[START Given information]

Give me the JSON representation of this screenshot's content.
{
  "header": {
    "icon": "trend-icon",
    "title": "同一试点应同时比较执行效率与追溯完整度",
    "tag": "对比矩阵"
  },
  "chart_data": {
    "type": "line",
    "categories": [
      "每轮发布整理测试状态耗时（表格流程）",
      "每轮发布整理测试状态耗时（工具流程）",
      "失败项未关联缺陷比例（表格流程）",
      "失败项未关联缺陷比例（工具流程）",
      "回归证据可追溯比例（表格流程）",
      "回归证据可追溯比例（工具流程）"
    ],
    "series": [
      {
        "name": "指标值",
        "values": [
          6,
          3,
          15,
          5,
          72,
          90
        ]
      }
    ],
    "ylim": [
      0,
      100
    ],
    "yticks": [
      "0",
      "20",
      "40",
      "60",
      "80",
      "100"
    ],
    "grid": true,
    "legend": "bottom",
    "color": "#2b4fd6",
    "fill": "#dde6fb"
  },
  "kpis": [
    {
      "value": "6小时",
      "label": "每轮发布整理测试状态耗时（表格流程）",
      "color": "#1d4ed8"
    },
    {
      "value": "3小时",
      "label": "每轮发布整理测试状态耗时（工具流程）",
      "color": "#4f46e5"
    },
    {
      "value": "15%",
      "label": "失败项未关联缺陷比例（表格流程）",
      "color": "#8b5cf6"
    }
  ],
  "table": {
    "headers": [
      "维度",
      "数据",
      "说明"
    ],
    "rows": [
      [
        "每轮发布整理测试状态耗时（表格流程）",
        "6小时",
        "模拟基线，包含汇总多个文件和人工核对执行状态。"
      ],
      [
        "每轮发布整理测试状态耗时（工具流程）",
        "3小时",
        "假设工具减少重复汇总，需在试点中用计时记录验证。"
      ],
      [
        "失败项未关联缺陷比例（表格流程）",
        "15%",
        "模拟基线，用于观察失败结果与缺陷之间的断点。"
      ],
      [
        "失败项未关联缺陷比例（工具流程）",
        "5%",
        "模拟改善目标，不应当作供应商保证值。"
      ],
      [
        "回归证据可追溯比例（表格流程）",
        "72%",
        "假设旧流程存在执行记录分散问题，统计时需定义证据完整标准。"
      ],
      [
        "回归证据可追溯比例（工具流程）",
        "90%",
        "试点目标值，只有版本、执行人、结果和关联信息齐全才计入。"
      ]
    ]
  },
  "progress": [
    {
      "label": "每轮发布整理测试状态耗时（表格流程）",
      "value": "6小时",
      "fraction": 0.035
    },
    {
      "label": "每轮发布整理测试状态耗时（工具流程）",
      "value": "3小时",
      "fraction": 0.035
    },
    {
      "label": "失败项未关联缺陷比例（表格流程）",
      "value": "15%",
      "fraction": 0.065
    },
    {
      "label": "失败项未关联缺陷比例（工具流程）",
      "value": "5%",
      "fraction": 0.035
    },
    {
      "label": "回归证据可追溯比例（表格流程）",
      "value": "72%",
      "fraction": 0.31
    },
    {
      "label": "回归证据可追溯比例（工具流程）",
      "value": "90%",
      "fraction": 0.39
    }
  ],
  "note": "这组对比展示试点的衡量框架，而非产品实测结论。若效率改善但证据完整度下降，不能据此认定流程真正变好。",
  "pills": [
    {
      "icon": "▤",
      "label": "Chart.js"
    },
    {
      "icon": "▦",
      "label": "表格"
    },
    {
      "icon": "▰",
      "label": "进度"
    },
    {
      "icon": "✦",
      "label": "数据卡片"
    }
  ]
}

[END Given information]

- _Aim of the exercise_
Find and copy every line in the entries above where the string "失败项未关联缺陷比例" occurs.

- _Written answer_
      "失败项未关联缺陷比例（表格流程）",
      "失败项未关联缺陷比例（工具流程）",
      "label": "失败项未关联缺陷比例（表格流程）",
        "失败项未关联缺陷比例（表格流程）",
        "失败项未关联缺陷比例（工具流程）",
      "label": "失败项未关联缺陷比例（表格流程）",
      "label": "失败项未关联缺陷比例（工具流程）",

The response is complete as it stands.